━━━━━ EXCERPTED PASSAGE ━━━━━

If the initial treatment is not effective or is not tolerated, offer one of the remaining 3 drugs, and consider switching again if the second and third drugs tried are also not effective or not tolerated.
Consider tramadol only if acute rescue therapy is needed.
Consider capsaicin cream for people with localised neuropathic pain who wish to avoid, or who cannot tolerate, oral treatments.
Do not start the following to treat neuropathic pain in non-specialist settings, unless advised by a specialist to do so:
cannabis sativa extract
capsaicin patch
lacosamide
lamotrigine
levetiracetam
morphine
oxcarbazepine
topiramate
tramadol (long-term use)
venlafaxine
sodium valproate
Trigeminal neuralgia treatment
Offer carbamazepine as initial treatment for trigeminal neuralgia.

━━━━━

*WHAT YOU NEED TO DO:*
**1.** Decide whether each statement below agrees with the neuropathic pain guidance, answering yes or no and quoting the words from it that settle the matter. (a) Tramadol should be considered only when acute rescue therapy is needed. (b) Capsaicin cream is suggested for people with widespread neuropathic pain. (c) Carbamazepine is the initial treatment offered for trigeminal neuralgia.
**2.** Duplicate the neuropathic pain guidance from "Do not start" up to and including "tramadol (long-term use)", changing nothing.

━━━━━ DATA FOR ANALYSIS ━━━━━

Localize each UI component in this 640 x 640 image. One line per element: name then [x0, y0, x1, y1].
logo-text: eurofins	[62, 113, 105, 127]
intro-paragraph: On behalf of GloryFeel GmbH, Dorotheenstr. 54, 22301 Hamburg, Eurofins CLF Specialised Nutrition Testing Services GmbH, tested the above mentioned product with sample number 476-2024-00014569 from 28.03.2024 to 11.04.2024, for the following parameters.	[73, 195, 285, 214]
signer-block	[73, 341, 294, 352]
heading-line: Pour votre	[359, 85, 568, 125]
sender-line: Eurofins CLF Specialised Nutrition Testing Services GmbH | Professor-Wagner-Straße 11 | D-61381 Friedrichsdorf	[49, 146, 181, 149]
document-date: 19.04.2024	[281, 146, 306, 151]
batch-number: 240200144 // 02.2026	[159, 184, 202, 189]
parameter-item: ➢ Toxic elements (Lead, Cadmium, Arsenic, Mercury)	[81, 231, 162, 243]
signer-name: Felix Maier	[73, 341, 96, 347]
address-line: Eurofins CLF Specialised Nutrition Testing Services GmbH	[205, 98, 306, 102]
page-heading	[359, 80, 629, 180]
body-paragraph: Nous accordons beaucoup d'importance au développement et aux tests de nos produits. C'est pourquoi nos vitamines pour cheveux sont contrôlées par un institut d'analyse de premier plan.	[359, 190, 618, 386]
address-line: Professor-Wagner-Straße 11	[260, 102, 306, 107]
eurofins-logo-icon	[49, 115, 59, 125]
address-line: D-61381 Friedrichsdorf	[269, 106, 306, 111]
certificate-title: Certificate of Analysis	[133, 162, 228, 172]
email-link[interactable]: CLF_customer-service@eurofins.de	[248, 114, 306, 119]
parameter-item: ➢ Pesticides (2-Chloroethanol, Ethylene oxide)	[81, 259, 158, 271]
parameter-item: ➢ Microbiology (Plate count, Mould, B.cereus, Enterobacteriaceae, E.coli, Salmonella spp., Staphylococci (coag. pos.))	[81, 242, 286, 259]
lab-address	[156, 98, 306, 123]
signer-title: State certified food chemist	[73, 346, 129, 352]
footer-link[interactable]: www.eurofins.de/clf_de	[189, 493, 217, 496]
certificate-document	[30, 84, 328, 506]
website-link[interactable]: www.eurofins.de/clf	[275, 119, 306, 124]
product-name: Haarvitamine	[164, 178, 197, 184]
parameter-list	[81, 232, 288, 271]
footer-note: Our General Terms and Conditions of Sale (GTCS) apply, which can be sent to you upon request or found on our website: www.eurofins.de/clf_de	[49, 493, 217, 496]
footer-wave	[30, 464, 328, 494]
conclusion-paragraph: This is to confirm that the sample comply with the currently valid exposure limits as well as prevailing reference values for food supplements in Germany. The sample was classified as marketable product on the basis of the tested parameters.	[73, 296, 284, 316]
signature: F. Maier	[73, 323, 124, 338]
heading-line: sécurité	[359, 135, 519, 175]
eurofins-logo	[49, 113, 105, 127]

━━━━━

*RESPONSE LIST:*
**1.**
(a) Yes: "Consider tramadol only if acute rescue therapy is needed."
(b) No: "Consider capsaicin cream for people with localised neuropathic pain who wish to avoid, or who cannot tolerate, oral treatments."
(c) Yes: "Offer carbamazepine as initial treatment for trigeminal neuralgia."

**2.**
Do not start the following to treat neuropathic pain in non-specialist settings, unless advised by a specialist to do so:
cannabis sativa extract
capsaicin patch
lacosamide
lamotrigine
levetiracetam
morphine
oxcarbazepine
topiramate
tramadol (long-term use)